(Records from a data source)
--- --- ---
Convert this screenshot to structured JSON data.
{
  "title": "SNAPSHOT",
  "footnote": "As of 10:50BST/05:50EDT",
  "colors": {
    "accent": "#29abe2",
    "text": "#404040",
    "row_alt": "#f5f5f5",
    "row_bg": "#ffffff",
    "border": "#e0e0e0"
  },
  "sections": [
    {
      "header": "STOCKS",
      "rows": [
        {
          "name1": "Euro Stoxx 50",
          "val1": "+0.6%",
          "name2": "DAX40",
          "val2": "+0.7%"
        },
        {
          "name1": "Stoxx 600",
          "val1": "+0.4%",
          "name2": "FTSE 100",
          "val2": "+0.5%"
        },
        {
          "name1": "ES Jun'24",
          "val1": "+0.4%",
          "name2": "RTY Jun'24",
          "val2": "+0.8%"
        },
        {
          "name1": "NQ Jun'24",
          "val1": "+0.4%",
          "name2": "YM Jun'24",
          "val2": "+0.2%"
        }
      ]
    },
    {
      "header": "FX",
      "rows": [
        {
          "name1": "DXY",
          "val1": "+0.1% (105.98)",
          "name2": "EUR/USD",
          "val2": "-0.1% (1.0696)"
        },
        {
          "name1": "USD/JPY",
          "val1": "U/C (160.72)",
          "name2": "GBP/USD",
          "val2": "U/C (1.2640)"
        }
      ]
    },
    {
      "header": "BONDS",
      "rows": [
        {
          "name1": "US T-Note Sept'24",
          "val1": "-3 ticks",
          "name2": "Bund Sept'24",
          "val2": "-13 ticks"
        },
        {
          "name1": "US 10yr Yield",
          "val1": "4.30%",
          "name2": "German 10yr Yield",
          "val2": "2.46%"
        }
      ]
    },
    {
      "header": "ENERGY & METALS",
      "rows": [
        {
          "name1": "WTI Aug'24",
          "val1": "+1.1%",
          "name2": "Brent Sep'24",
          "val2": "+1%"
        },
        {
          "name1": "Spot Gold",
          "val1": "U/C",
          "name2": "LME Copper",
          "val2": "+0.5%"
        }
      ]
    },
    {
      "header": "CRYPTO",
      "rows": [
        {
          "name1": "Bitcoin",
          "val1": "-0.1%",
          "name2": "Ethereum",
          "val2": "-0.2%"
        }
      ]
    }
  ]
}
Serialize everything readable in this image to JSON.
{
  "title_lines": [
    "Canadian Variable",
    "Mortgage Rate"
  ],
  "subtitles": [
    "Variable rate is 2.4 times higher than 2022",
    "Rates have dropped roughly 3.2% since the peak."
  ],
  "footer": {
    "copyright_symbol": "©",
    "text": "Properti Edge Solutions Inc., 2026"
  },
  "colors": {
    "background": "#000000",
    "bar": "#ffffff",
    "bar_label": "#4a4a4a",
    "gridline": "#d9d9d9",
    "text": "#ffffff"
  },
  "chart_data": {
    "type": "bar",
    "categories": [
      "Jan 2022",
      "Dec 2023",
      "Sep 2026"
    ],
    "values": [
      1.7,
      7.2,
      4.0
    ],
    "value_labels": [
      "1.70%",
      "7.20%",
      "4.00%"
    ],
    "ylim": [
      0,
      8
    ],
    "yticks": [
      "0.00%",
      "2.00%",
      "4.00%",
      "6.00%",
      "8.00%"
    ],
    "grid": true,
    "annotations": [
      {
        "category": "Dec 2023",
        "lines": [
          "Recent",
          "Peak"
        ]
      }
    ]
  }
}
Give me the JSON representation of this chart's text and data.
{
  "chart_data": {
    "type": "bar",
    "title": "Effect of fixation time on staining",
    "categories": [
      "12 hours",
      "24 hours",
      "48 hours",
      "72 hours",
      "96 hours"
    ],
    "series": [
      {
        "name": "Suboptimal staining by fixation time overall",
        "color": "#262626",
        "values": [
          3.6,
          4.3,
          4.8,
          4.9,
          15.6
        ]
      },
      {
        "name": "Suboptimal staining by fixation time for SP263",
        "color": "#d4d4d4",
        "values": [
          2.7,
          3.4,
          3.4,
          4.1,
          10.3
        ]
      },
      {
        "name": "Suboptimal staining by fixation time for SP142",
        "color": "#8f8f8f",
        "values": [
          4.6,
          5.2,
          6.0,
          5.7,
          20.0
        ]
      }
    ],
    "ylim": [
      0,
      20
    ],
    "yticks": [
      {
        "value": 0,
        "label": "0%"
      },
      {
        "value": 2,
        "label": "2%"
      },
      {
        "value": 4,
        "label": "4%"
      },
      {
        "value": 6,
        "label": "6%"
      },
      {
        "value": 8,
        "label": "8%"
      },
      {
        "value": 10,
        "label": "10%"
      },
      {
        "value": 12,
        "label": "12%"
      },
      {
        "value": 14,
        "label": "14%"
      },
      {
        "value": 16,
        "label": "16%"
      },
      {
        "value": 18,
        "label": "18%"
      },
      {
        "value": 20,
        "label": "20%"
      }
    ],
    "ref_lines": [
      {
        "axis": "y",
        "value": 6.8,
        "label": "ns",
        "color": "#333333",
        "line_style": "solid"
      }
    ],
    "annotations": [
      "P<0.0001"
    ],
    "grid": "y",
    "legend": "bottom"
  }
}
--- --- ---
Reproduce all of the material above word for word.

Convert this screenshot to structured JSON data.
{
  "title": "SNAPSHOT",
  "footnote": "As of 10:50BST/05:50EDT",
  "colors": {
    "accent": "#29abe2",
    "text": "#404040",
    "row_alt": "#f5f5f5",
    "row_bg": "#ffffff",
    "border": "#e0e0e0"
  },
  "sections": [
    {
      "header": "STOCKS",
      "rows": [
        {
          "name1": "Euro Stoxx 50",
          "val1": "+0.6%",
          "name2": "DAX40",
          "val2": "+0.7%"
        },
        {
          "name1": "Stoxx 600",
          "val1": "+0.4%",
          "name2": "FTSE 100",
          "val2": "+0.5%"
        },
        {
          "name1": "ES Jun'24",
          "val1": "+0.4%",
          "name2": "RTY Jun'24",
          "val2": "+0.8%"
        },
        {
          "name1": "NQ Jun'24",
          "val1": "+0.4%",
          "name2": "YM Jun'24",
          "val2": "+0.2%"
        }
      ]
    },
    {
      "header": "FX",
      "rows": [
        {
          "name1": "DXY",
          "val1": "+0.1% (105.98)",
          "name2": "EUR/USD",
          "val2": "-0.1% (1.0696)"
        },
        {
          "name1": "USD/JPY",
          "val1": "U/C (160.72)",
          "name2": "GBP/USD",
          "val2": "U/C (1.2640)"
        }
      ]
    },
    {
      "header": "BONDS",
      "rows": [
        {
          "name1": "US T-Note Sept'24",
          "val1": "-3 ticks",
          "name2": "Bund Sept'24",
          "val2": "-13 ticks"
        },
        {
          "name1": "US 10yr Yield",
          "val1": "4.30%",
          "name2": "German 10yr Yield",
          "val2": "2.46%"
        }
      ]
    },
    {
      "header": "ENERGY & METALS",
      "rows": [
        {
          "name1": "WTI Aug'24",
          "val1": "+1.1%",
          "name2": "Brent Sep'24",
          "val2": "+1%"
        },
        {
          "name1": "Spot Gold",
          "val1": "U/C",
          "name2": "LME Copper",
          "val2": "+0.5%"
        }
      ]
    },
    {
      "header": "CRYPTO",
      "rows": [
        {
          "name1": "Bitcoin",
          "val1": "-0.1%",
          "name2": "Ethereum",
          "val2": "-0.2%"
        }
      ]
    }
  ]
}
Serialize everything readable in this image to JSON.
{
  "title_lines": [
    "Canadian Variable",
    "Mortgage Rate"
  ],
  "subtitles": [
    "Variable rate is 2.4 times higher than 2022",
    "Rates have dropped roughly 3.2% since the peak."
  ],
  "footer": {
    "copyright_symbol": "©",
    "text": "Properti Edge Solutions Inc., 2026"
  },
  "colors": {
    "background": "#000000",
    "bar": "#ffffff",
    "bar_label": "#4a4a4a",
    "gridline": "#d9d9d9",
    "text": "#ffffff"
  },
  "chart_data": {
    "type": "bar",
    "categories": [
      "Jan 2022",
      "Dec 2023",
      "Sep 2026"
    ],
    "values": [
      1.7,
      7.2,
      4.0
    ],
    "value_labels": [
      "1.70%",
      "7.20%",
      "4.00%"
    ],
    "ylim": [
      0,
      8
    ],
    "yticks": [
      "0.00%",
      "2.00%",
      "4.00%",
      "6.00%",
      "8.00%"
    ],
    "grid": true,
    "annotations": [
      {
        "category": "Dec 2023",
        "lines": [
          "Recent",
          "Peak"
        ]
      }
    ]
  }
}
Give me the JSON representation of this chart's text and data.
{
  "chart_data": {
    "type": "bar",
    "title": "Effect of fixation time on staining",
    "categories": [
      "12 hours",
      "24 hours",
      "48 hours",
      "72 hours",
      "96 hours"
    ],
    "series": [
      {
        "name": "Suboptimal staining by fixation time overall",
        "color": "#262626",
        "values": [
          3.6,
          4.3,
          4.8,
          4.9,
          15.6
        ]
      },
      {
        "name": "Suboptimal staining by fixation time for SP263",
        "color": "#d4d4d4",
        "values": [
          2.7,
          3.4,
          3.4,
          4.1,
          10.3
        ]
      },
      {
        "name": "Suboptimal staining by fixation time for SP142",
        "color": "#8f8f8f",
        "values": [
          4.6,
          5.2,
          6.0,
          5.7,
          20.0
        ]
      }
    ],
    "ylim": [
      0,
      20
    ],
    "yticks": [
      {
        "value": 0,
        "label": "0%"
      },
      {
        "value": 2,
        "label": "2%"
      },
      {
        "value": 4,
        "label": "4%"
      },
      {
        "value": 6,
        "label": "6%"
      },
      {
        "value": 8,
        "label": "8%"
      },
      {
        "value": 10,
        "label": "10%"
      },
      {
        "value": 12,
        "label": "12%"
      },
      {
        "value": 14,
        "label": "14%"
      },
      {
        "value": 16,
        "label": "16%"
      },
      {
        "value": 18,
        "label": "18%"
      },
      {
        "value": 20,
        "label": "20%"
      }
    ],
    "ref_lines": [
      {
        "axis": "y",
        "value": 6.8,
        "label": "ns",
        "color": "#333333",
        "line_style": "solid"
      }
    ],
    "annotations": [
      "P<0.0001"
    ],
    "grid": "y",
    "legend": "bottom"
  }
}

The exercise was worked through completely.